• [WHAT IS REQUIRED] Below are some records; work out how many of their lines contain "Level" and give the number only.
------ DATA FOR THIS EXERCISE ------
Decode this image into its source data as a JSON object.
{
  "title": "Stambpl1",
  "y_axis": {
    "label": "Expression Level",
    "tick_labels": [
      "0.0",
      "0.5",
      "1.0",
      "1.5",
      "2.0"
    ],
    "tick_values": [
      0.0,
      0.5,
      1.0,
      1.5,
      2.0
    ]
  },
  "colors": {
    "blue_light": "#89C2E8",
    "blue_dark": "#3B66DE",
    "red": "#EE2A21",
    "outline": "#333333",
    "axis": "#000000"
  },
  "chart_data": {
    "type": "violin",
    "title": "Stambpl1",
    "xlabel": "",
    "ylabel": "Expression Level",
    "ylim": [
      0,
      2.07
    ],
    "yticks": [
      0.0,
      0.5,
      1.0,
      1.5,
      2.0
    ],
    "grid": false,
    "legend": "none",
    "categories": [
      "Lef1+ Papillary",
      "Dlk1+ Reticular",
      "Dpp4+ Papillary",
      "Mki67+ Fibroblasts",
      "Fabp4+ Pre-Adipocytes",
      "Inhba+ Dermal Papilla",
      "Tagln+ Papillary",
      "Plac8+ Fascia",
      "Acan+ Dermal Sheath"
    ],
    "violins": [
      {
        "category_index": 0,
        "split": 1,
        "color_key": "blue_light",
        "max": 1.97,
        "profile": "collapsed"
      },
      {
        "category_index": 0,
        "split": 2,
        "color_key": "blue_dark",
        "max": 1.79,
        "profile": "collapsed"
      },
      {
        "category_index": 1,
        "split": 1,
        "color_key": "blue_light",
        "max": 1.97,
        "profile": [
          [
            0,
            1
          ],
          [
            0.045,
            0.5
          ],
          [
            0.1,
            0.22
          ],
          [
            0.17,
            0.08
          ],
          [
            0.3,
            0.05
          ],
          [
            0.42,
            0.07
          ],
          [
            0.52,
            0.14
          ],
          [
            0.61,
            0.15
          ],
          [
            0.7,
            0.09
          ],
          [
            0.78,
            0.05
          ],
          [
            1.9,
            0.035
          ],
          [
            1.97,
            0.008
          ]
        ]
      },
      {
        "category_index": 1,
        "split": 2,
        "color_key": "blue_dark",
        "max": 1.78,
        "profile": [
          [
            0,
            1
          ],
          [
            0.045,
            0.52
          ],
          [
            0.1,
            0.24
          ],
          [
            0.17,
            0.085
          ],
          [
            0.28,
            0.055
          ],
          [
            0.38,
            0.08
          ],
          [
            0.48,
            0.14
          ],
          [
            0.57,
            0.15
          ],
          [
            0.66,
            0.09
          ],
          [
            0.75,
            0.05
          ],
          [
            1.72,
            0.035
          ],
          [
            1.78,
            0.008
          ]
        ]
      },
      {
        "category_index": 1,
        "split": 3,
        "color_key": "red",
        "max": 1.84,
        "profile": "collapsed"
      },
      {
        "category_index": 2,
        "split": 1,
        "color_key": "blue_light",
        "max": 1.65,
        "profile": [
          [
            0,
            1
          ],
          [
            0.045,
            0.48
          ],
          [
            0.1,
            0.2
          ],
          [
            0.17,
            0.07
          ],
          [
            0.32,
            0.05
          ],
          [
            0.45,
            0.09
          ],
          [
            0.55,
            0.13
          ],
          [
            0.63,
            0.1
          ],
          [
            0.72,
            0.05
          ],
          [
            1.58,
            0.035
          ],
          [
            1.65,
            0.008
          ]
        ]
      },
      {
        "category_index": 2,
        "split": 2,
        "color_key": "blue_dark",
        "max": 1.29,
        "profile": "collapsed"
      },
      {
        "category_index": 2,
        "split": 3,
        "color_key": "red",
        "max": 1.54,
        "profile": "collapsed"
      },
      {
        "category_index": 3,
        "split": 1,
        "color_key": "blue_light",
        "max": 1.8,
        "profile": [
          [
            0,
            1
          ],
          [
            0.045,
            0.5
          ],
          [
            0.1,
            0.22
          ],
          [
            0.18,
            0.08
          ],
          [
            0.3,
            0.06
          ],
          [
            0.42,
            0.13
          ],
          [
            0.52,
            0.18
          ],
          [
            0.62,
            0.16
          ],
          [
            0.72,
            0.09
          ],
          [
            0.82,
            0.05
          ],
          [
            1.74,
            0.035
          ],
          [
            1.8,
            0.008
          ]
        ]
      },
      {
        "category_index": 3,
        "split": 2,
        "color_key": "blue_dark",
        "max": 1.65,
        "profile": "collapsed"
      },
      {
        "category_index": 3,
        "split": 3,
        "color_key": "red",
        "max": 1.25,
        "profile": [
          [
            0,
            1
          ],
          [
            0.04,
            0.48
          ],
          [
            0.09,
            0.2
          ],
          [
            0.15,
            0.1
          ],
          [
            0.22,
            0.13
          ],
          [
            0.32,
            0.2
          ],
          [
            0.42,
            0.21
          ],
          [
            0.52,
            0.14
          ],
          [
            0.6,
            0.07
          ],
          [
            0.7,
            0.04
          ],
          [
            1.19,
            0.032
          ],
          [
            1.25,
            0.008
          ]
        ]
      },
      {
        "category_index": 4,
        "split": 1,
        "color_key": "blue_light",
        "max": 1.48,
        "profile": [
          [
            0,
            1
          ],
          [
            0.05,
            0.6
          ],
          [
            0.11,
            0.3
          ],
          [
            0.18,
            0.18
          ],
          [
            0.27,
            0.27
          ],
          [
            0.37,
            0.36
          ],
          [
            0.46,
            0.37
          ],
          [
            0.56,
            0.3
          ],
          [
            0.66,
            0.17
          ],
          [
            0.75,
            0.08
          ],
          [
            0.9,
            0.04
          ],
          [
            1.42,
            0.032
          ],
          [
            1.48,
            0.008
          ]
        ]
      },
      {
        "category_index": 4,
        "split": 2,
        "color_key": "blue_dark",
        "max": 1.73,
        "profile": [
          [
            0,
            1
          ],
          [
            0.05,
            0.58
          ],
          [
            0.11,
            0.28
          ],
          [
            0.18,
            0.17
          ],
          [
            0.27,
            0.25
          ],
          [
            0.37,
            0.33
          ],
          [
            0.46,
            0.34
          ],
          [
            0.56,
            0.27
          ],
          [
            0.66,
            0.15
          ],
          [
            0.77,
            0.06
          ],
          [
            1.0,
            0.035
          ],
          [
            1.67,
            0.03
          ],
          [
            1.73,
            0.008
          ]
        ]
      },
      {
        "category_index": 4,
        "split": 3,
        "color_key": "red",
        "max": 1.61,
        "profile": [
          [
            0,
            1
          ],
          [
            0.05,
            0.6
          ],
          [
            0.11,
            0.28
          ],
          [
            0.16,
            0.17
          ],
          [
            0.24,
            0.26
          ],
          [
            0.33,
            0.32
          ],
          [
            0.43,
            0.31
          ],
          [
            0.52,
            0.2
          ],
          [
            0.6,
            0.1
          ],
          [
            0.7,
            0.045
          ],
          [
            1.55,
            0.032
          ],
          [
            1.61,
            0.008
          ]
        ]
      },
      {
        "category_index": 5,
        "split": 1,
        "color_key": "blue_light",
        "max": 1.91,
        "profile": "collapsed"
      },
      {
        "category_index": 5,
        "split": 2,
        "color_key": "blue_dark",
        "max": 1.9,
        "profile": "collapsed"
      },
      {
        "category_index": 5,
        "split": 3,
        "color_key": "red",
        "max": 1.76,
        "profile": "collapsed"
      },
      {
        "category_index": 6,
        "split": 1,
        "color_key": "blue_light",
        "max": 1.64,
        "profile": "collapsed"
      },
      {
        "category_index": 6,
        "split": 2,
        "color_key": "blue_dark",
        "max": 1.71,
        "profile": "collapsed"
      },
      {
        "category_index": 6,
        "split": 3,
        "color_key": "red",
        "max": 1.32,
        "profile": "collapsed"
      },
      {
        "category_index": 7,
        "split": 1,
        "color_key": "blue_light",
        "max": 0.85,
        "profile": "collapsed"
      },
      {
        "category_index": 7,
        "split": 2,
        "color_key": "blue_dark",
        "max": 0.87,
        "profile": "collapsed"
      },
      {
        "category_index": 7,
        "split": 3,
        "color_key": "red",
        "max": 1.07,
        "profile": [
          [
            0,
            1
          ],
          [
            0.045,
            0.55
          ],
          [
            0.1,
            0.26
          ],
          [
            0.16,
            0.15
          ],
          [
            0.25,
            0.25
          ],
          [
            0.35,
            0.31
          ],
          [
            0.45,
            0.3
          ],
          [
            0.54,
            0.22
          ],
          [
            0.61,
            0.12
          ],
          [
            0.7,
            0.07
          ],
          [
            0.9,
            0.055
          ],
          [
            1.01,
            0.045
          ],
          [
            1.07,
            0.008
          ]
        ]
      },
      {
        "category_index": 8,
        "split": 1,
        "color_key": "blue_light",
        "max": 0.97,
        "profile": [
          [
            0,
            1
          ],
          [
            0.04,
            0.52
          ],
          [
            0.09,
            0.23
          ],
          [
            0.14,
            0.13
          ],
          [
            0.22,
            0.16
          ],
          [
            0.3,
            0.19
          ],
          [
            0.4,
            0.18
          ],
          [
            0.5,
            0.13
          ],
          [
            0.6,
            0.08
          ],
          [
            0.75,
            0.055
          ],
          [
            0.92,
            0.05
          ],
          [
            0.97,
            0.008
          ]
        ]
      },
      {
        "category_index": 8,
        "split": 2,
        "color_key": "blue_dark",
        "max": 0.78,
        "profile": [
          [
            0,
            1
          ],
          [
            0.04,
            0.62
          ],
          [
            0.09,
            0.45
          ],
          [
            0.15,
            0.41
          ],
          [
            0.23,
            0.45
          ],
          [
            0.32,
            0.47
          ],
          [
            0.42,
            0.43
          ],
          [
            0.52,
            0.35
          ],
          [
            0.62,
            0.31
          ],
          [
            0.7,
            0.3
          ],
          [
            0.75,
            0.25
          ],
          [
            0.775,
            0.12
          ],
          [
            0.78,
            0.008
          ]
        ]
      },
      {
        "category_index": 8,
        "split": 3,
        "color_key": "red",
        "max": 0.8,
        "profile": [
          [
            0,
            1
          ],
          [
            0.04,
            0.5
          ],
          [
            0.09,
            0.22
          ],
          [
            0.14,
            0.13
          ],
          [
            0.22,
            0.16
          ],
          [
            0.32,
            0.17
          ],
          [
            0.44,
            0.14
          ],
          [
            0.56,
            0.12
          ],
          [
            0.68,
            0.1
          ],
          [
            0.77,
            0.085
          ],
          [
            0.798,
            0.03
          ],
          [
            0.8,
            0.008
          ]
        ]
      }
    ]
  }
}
------
• [WORKED SOLUTION] 2